Task inputs:
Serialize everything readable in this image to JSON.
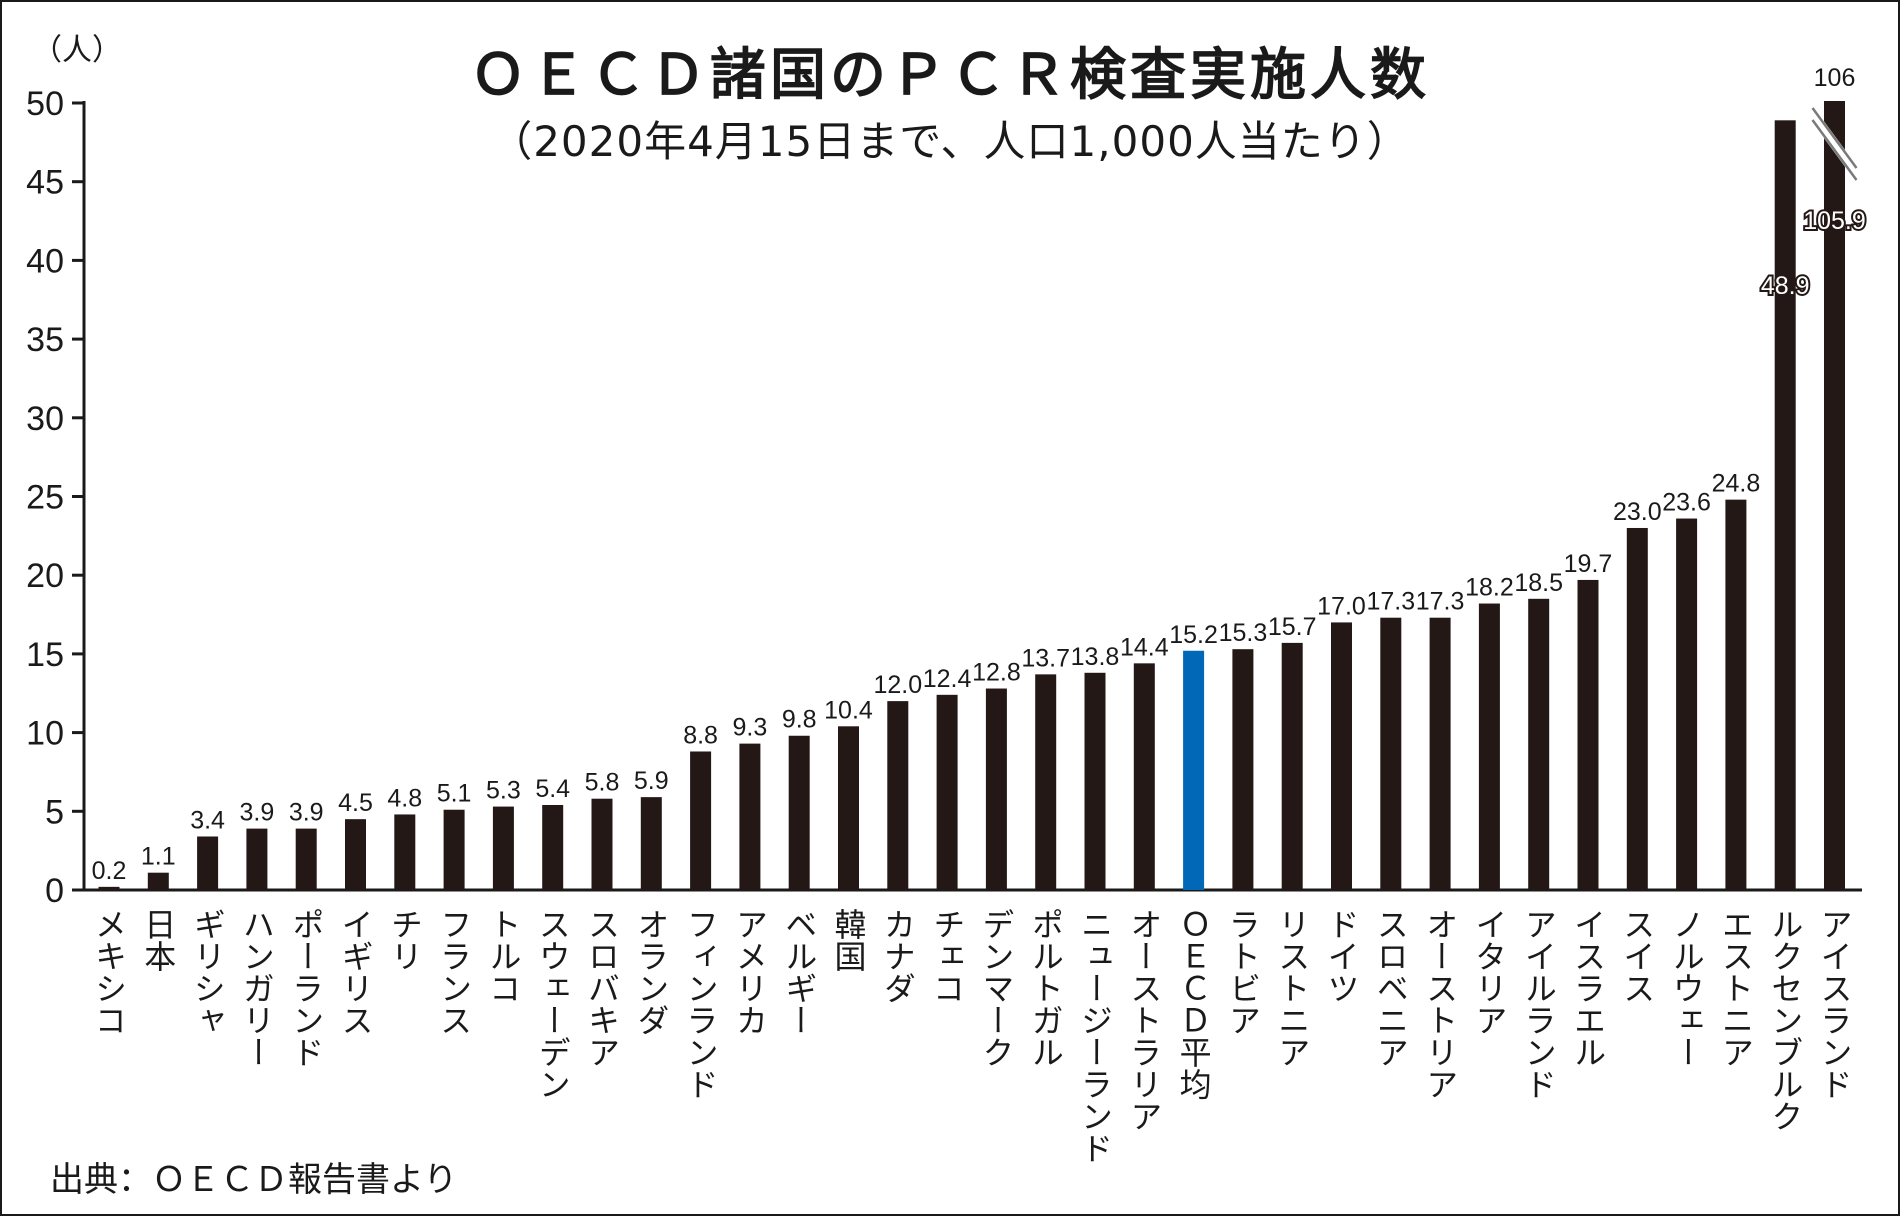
{
  "title": "ＯＥＣＤ諸国のＰＣＲ検査実施人数",
  "subtitle": "（2020年4月15日まで、人口1,000人当たり）",
  "source": "出典：ＯＥＣＤ報告書より",
  "colors": {
    "bar": "#231815",
    "highlight": "#0068b7",
    "text": "#1a1a1a",
    "background": "#ffffff"
  },
  "chart_data": {
    "type": "bar",
    "title": "ＯＥＣＤ諸国のＰＣＲ検査実施人数",
    "subtitle": "（2020年4月15日まで、人口1,000人当たり）",
    "ylabel": "（人）",
    "xlabel": "",
    "ylim": [
      0,
      50
    ],
    "yticks": [
      0,
      5,
      10,
      15,
      20,
      25,
      30,
      35,
      40,
      45,
      50
    ],
    "grid": false,
    "highlight_category": "ＯＥＣＤ平均",
    "categories": [
      "メキシコ",
      "日本",
      "ギリシャ",
      "ハンガリー",
      "ポーランド",
      "イギリス",
      "チリ",
      "フランス",
      "トルコ",
      "スウェーデン",
      "スロバキア",
      "オランダ",
      "フィンランド",
      "アメリカ",
      "ベルギー",
      "韓国",
      "カナダ",
      "チェコ",
      "デンマーク",
      "ポルトガル",
      "ニュージーランド",
      "オーストラリア",
      "ＯＥＣＤ平均",
      "ラトビア",
      "リストニア",
      "ドイツ",
      "スロベニア",
      "オーストリア",
      "イタリア",
      "アイルランド",
      "イスラエル",
      "スイス",
      "ノルウェー",
      "エストニア",
      "ルクセンブルク",
      "アイスランド"
    ],
    "values": [
      0.2,
      1.1,
      3.4,
      3.9,
      3.9,
      4.5,
      4.8,
      5.1,
      5.3,
      5.4,
      5.8,
      5.9,
      8.8,
      9.3,
      9.8,
      10.4,
      12.0,
      12.4,
      12.8,
      13.7,
      13.8,
      14.4,
      15.2,
      15.3,
      15.7,
      17.0,
      17.3,
      17.3,
      18.2,
      18.5,
      19.7,
      23.0,
      23.6,
      24.8,
      48.9,
      105.9
    ],
    "value_labels": [
      "0.2",
      "1.1",
      "3.4",
      "3.9",
      "3.9",
      "4.5",
      "4.8",
      "5.1",
      "5.3",
      "5.4",
      "5.8",
      "5.9",
      "8.8",
      "9.3",
      "9.8",
      "10.4",
      "12.0",
      "12.4",
      "12.8",
      "13.7",
      "13.8",
      "14.4",
      "15.2",
      "15.3",
      "15.7",
      "17.0",
      "17.3",
      "17.3",
      "18.2",
      "18.5",
      "19.7",
      "23.0",
      "23.6",
      "24.8",
      "48.9",
      "105.9"
    ],
    "axis_break": {
      "category": "アイスランド",
      "label": "106"
    }
  }
}
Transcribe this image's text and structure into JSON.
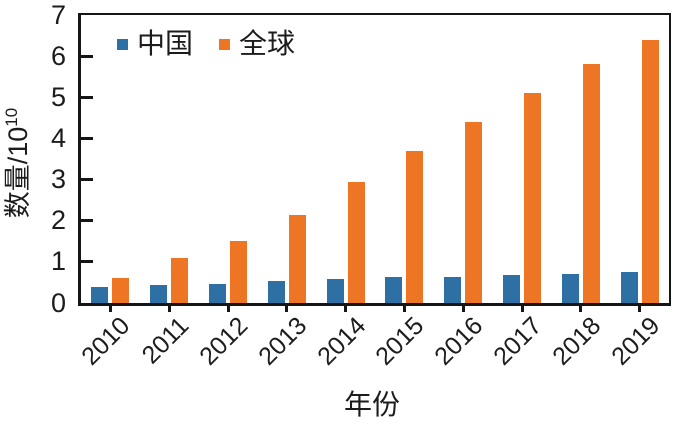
{
  "chart_data": {
    "type": "bar",
    "title": "",
    "categories": [
      "2010",
      "2011",
      "2012",
      "2013",
      "2014",
      "2015",
      "2016",
      "2017",
      "2018",
      "2019"
    ],
    "series": [
      {
        "name": "中国",
        "color": "#2E6FA4",
        "values": [
          0.4,
          0.43,
          0.47,
          0.53,
          0.58,
          0.62,
          0.64,
          0.67,
          0.71,
          0.76
        ]
      },
      {
        "name": "全球",
        "color": "#ED7524",
        "values": [
          0.6,
          1.1,
          1.5,
          2.15,
          2.95,
          3.7,
          4.4,
          5.1,
          5.8,
          6.4
        ]
      }
    ],
    "xlabel": "年份",
    "ylabel": "数量/10¹⁰",
    "ylabel_base": "数量/10",
    "ylabel_exponent": "10",
    "ylim": [
      0,
      7
    ],
    "yticks": [
      0,
      1,
      2,
      3,
      4,
      5,
      6,
      7
    ],
    "legend_position": "top-left-inside",
    "grid": false,
    "axis_color": "#161616",
    "background_color": "#FFFFFF"
  }
}
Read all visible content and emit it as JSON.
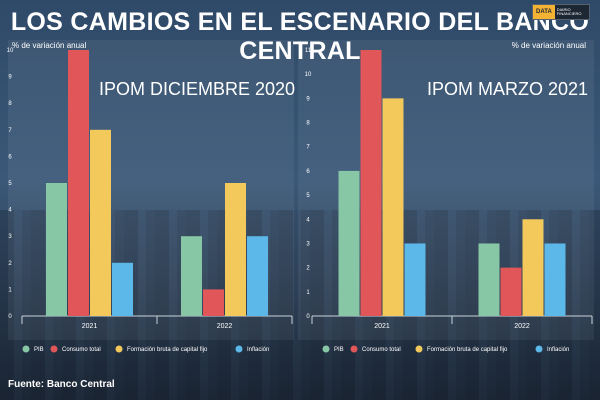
{
  "title": "LOS CAMBIOS EN EL ESCENARIO DEL BANCO CENTRAL",
  "logo": {
    "left": "DATA",
    "right": "DIARIO FINANCIERO"
  },
  "source": "Fuente: Banco Central",
  "colors": {
    "PIB": "#88c7a6",
    "Consumo total": "#e15759",
    "Formación bruta de capital fijo": "#f3c95b",
    "Inflación": "#5bb8e8"
  },
  "chart_data": [
    {
      "type": "bar",
      "title": "IPOM DICIEMBRE 2020",
      "ylabel": "% de variación anual",
      "ylim": [
        0,
        10
      ],
      "yticks": [
        0,
        1,
        2,
        3,
        4,
        5,
        6,
        7,
        8,
        9,
        10
      ],
      "categories": [
        "2021",
        "2022"
      ],
      "legend": "bottom",
      "series": [
        {
          "name": "PIB",
          "values": [
            5,
            3
          ]
        },
        {
          "name": "Consumo total",
          "values": [
            10,
            1
          ]
        },
        {
          "name": "Formación bruta de capital fijo",
          "values": [
            7,
            5
          ]
        },
        {
          "name": "Inflación",
          "values": [
            2,
            3
          ]
        }
      ]
    },
    {
      "type": "bar",
      "title": "IPOM MARZO 2021",
      "ylabel": "% de variación anual",
      "ylim": [
        0,
        11
      ],
      "yticks": [
        0,
        1,
        2,
        3,
        4,
        5,
        6,
        7,
        8,
        9,
        10,
        11
      ],
      "categories": [
        "2021",
        "2022"
      ],
      "legend": "bottom",
      "series": [
        {
          "name": "PIB",
          "values": [
            6,
            3
          ]
        },
        {
          "name": "Consumo total",
          "values": [
            11,
            2
          ]
        },
        {
          "name": "Formación bruta de capital fijo",
          "values": [
            9,
            4
          ]
        },
        {
          "name": "Inflación",
          "values": [
            3,
            3
          ]
        }
      ]
    }
  ]
}
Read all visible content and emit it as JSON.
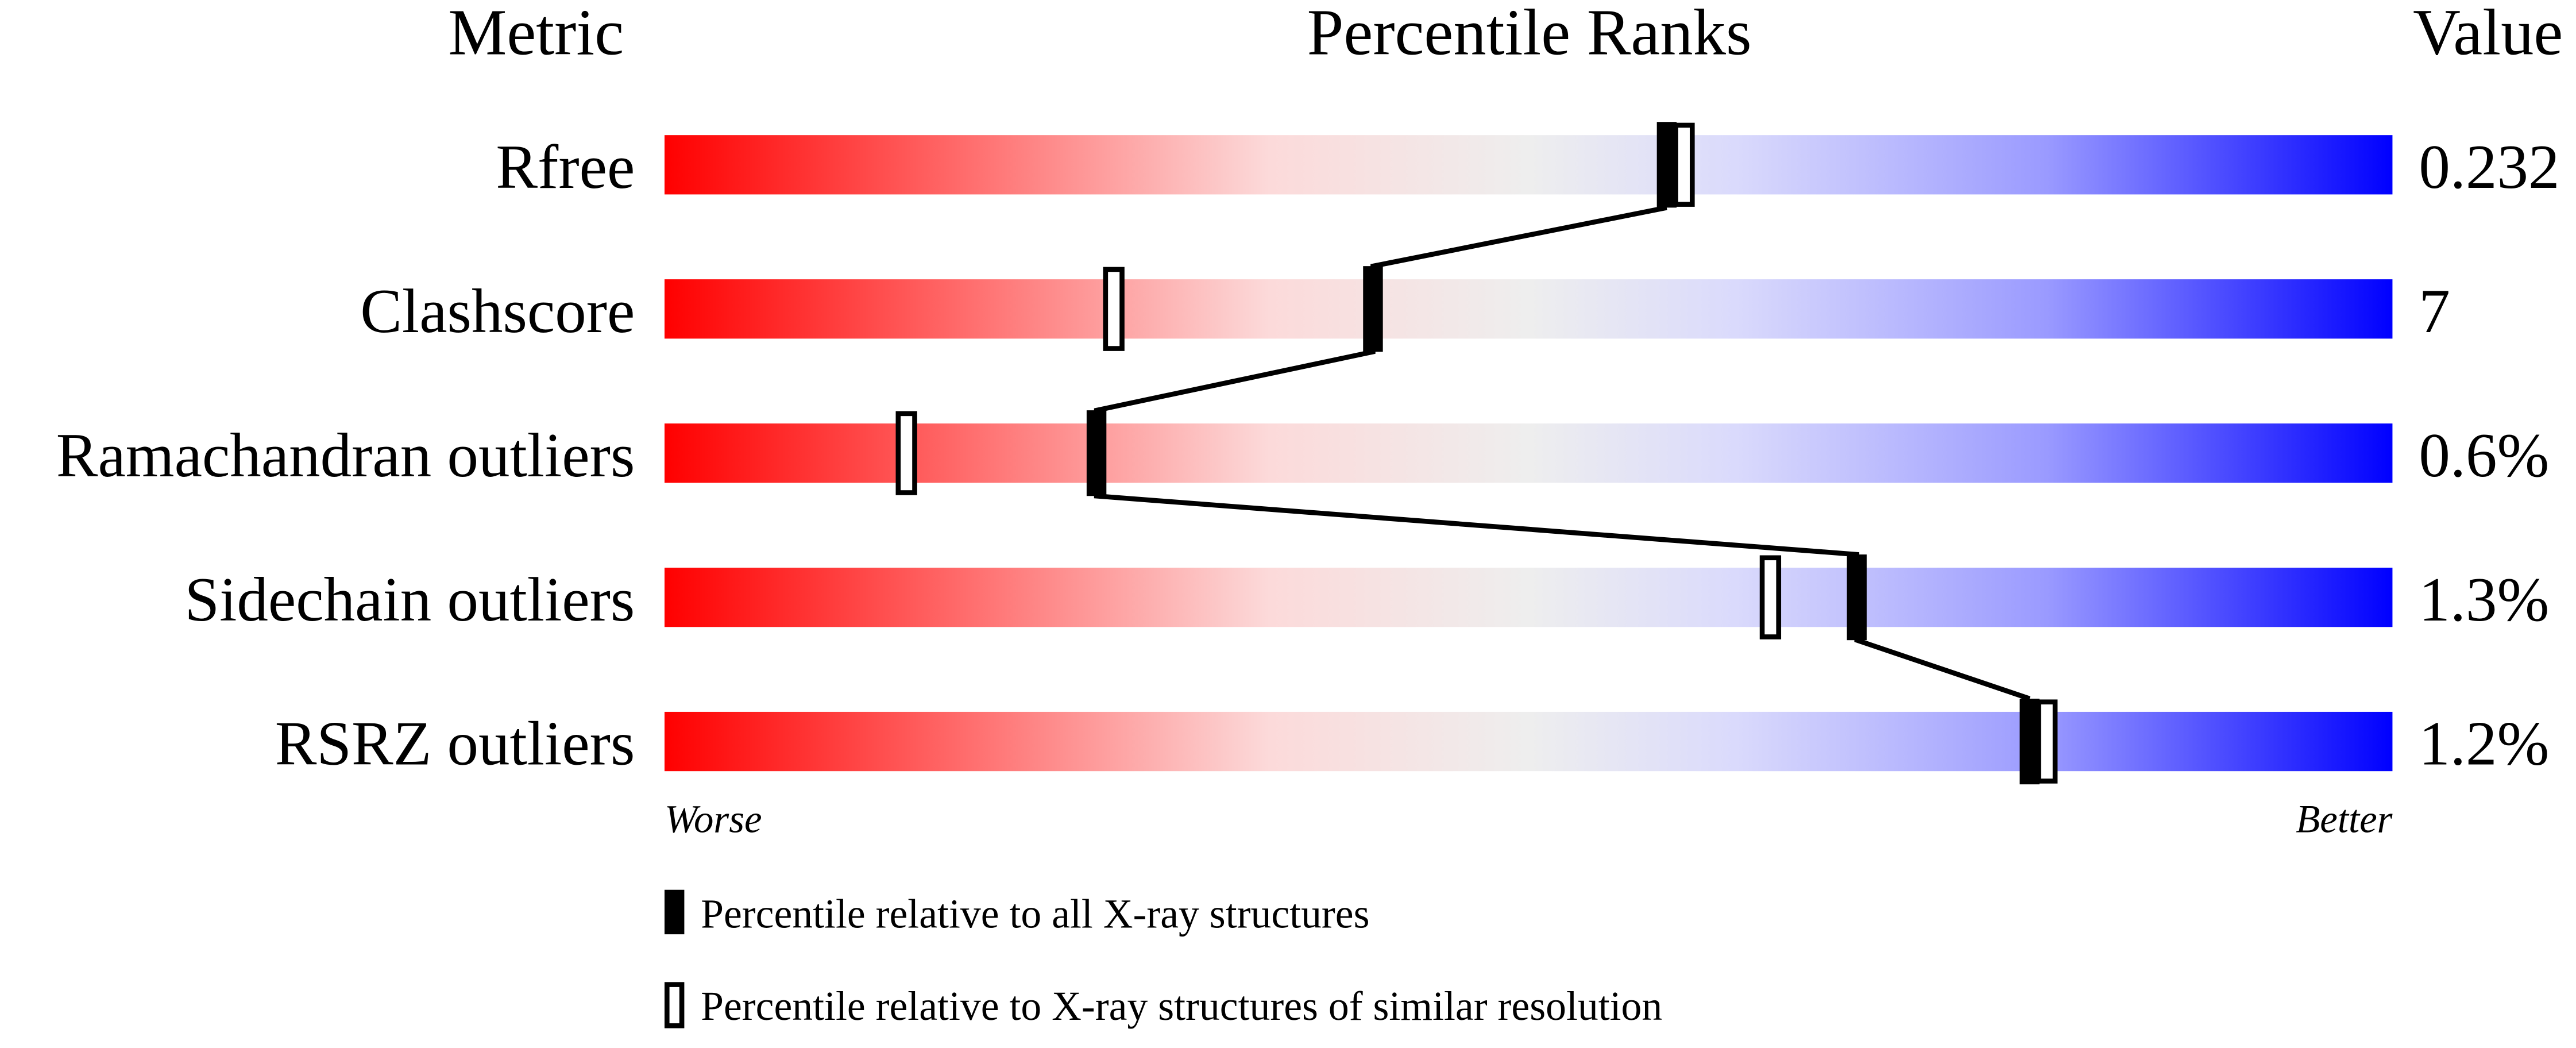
{
  "chart_data": {
    "type": "percentile-bar",
    "headers": {
      "metric": "Metric",
      "ranks": "Percentile Ranks",
      "value": "Value"
    },
    "xlim": [
      0,
      100
    ],
    "metrics": [
      {
        "name": "Rfree",
        "value": "0.232",
        "percentile_all": 58,
        "percentile_similar": 59
      },
      {
        "name": "Clashscore",
        "value": "7",
        "percentile_all": 41,
        "percentile_similar": 26
      },
      {
        "name": "Ramachandran outliers",
        "value": "0.6%",
        "percentile_all": 25,
        "percentile_similar": 14
      },
      {
        "name": "Sidechain outliers",
        "value": "1.3%",
        "percentile_all": 69,
        "percentile_similar": 64
      },
      {
        "name": "RSRZ outliers",
        "value": "1.2%",
        "percentile_all": 79,
        "percentile_similar": 80
      }
    ],
    "axis_labels": {
      "left": "Worse",
      "right": "Better"
    },
    "legend": {
      "filled": "Percentile relative to all X-ray structures",
      "hollow": "Percentile relative to X-ray structures of similar resolution"
    },
    "colors": {
      "worse": "#ff0000",
      "middle": "#eeeeee",
      "better": "#0000ff",
      "marker": "#000000"
    }
  }
}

Given instruction: Write the lines above out again exactly, without any of their pictures.

Output for this exercise:
Serialize everything readable in this image to JSON.
{
  "title": "ＯＥＣＤ諸国のＰＣＲ検査実施人数",
  "subtitle": "（2020年4月15日まで、人口1,000人当たり）",
  "source": "出典：ＯＥＣＤ報告書より",
  "colors": {
    "bar": "#231815",
    "highlight": "#0068b7",
    "text": "#1a1a1a",
    "background": "#ffffff"
  },
  "chart_data": {
    "type": "bar",
    "title": "ＯＥＣＤ諸国のＰＣＲ検査実施人数",
    "subtitle": "（2020年4月15日まで、人口1,000人当たり）",
    "ylabel": "（人）",
    "xlabel": "",
    "ylim": [
      0,
      50
    ],
    "yticks": [
      0,
      5,
      10,
      15,
      20,
      25,
      30,
      35,
      40,
      45,
      50
    ],
    "grid": false,
    "highlight_category": "ＯＥＣＤ平均",
    "categories": [
      "メキシコ",
      "日本",
      "ギリシャ",
      "ハンガリー",
      "ポーランド",
      "イギリス",
      "チリ",
      "フランス",
      "トルコ",
      "スウェーデン",
      "スロバキア",
      "オランダ",
      "フィンランド",
      "アメリカ",
      "ベルギー",
      "韓国",
      "カナダ",
      "チェコ",
      "デンマーク",
      "ポルトガル",
      "ニュージーランド",
      "オーストラリア",
      "ＯＥＣＤ平均",
      "ラトビア",
      "リストニア",
      "ドイツ",
      "スロベニア",
      "オーストリア",
      "イタリア",
      "アイルランド",
      "イスラエル",
      "スイス",
      "ノルウェー",
      "エストニア",
      "ルクセンブルク",
      "アイスランド"
    ],
    "values": [
      0.2,
      1.1,
      3.4,
      3.9,
      3.9,
      4.5,
      4.8,
      5.1,
      5.3,
      5.4,
      5.8,
      5.9,
      8.8,
      9.3,
      9.8,
      10.4,
      12.0,
      12.4,
      12.8,
      13.7,
      13.8,
      14.4,
      15.2,
      15.3,
      15.7,
      17.0,
      17.3,
      17.3,
      18.2,
      18.5,
      19.7,
      23.0,
      23.6,
      24.8,
      48.9,
      105.9
    ],
    "value_labels": [
      "0.2",
      "1.1",
      "3.4",
      "3.9",
      "3.9",
      "4.5",
      "4.8",
      "5.1",
      "5.3",
      "5.4",
      "5.8",
      "5.9",
      "8.8",
      "9.3",
      "9.8",
      "10.4",
      "12.0",
      "12.4",
      "12.8",
      "13.7",
      "13.8",
      "14.4",
      "15.2",
      "15.3",
      "15.7",
      "17.0",
      "17.3",
      "17.3",
      "18.2",
      "18.5",
      "19.7",
      "23.0",
      "23.6",
      "24.8",
      "48.9",
      "105.9"
    ],
    "axis_break": {
      "category": "アイスランド",
      "label": "106"
    }
  }
}
Transcribe this image's text and structure into JSON.
{
  "chart_data": {
    "type": "bar",
    "title": "",
    "categories": [
      "2010",
      "2011",
      "2012",
      "2013",
      "2014",
      "2015",
      "2016",
      "2017",
      "2018",
      "2019"
    ],
    "series": [
      {
        "name": "中国",
        "color": "#2E6FA4",
        "values": [
          0.4,
          0.43,
          0.47,
          0.53,
          0.58,
          0.62,
          0.64,
          0.67,
          0.71,
          0.76
        ]
      },
      {
        "name": "全球",
        "color": "#ED7524",
        "values": [
          0.6,
          1.1,
          1.5,
          2.15,
          2.95,
          3.7,
          4.4,
          5.1,
          5.8,
          6.4
        ]
      }
    ],
    "xlabel": "年份",
    "ylabel": "数量/10¹⁰",
    "ylabel_base": "数量/10",
    "ylabel_exponent": "10",
    "ylim": [
      0,
      7
    ],
    "yticks": [
      0,
      1,
      2,
      3,
      4,
      5,
      6,
      7
    ],
    "legend_position": "top-left-inside",
    "grid": false,
    "axis_color": "#161616",
    "background_color": "#FFFFFF"
  }
}
Read all visible content and emit it as JSON.
{
  "title": "LOS CAMBIOS EN EL ESCENARIO DEL BANCO CENTRAL",
  "logo": {
    "left": "DATA",
    "right": "DIARIO FINANCIERO"
  },
  "source": "Fuente: Banco Central",
  "colors": {
    "PIB": "#88c7a6",
    "Consumo total": "#e15759",
    "Formación bruta de capital fijo": "#f3c95b",
    "Inflación": "#5bb8e8"
  },
  "chart_data": [
    {
      "type": "bar",
      "title": "IPOM DICIEMBRE 2020",
      "ylabel": "% de variación anual",
      "ylim": [
        0,
        10
      ],
      "yticks": [
        0,
        1,
        2,
        3,
        4,
        5,
        6,
        7,
        8,
        9,
        10
      ],
      "categories": [
        "2021",
        "2022"
      ],
      "legend": "bottom",
      "series": [
        {
          "name": "PIB",
          "values": [
            5,
            3
          ]
        },
        {
          "name": "Consumo total",
          "values": [
            10,
            1
          ]
        },
        {
          "name": "Formación bruta de capital fijo",
          "values": [
            7,
            5
          ]
        },
        {
          "name": "Inflación",
          "values": [
            2,
            3
          ]
        }
      ]
    },
    {
      "type": "bar",
      "title": "IPOM MARZO 2021",
      "ylabel": "% de variación anual",
      "ylim": [
        0,
        11
      ],
      "yticks": [
        0,
        1,
        2,
        3,
        4,
        5,
        6,
        7,
        8,
        9,
        10,
        11
      ],
      "categories": [
        "2021",
        "2022"
      ],
      "legend": "bottom",
      "series": [
        {
          "name": "PIB",
          "values": [
            6,
            3
          ]
        },
        {
          "name": "Consumo total",
          "values": [
            11,
            2
          ]
        },
        {
          "name": "Formación bruta de capital fijo",
          "values": [
            9,
            4
          ]
        },
        {
          "name": "Inflación",
          "values": [
            3,
            3
          ]
        }
      ]
    }
  ]
}
Read all visible content and emit it as JSON.
{
  "chart_data": {
    "type": "percentile-bar",
    "headers": {
      "metric": "Metric",
      "ranks": "Percentile Ranks",
      "value": "Value"
    },
    "xlim": [
      0,
      100
    ],
    "metrics": [
      {
        "name": "Rfree",
        "value": "0.232",
        "percentile_all": 58,
        "percentile_similar": 59
      },
      {
        "name": "Clashscore",
        "value": "7",
        "percentile_all": 41,
        "percentile_similar": 26
      },
      {
        "name": "Ramachandran outliers",
        "value": "0.6%",
        "percentile_all": 25,
        "percentile_similar": 14
      },
      {
        "name": "Sidechain outliers",
        "value": "1.3%",
        "percentile_all": 69,
        "percentile_similar": 64
      },
      {
        "name": "RSRZ outliers",
        "value": "1.2%",
        "percentile_all": 79,
        "percentile_similar": 80
      }
    ],
    "axis_labels": {
      "left": "Worse",
      "right": "Better"
    },
    "legend": {
      "filled": "Percentile relative to all X-ray structures",
      "hollow": "Percentile relative to X-ray structures of similar resolution"
    },
    "colors": {
      "worse": "#ff0000",
      "middle": "#eeeeee",
      "better": "#0000ff",
      "marker": "#000000"
    }
  }
}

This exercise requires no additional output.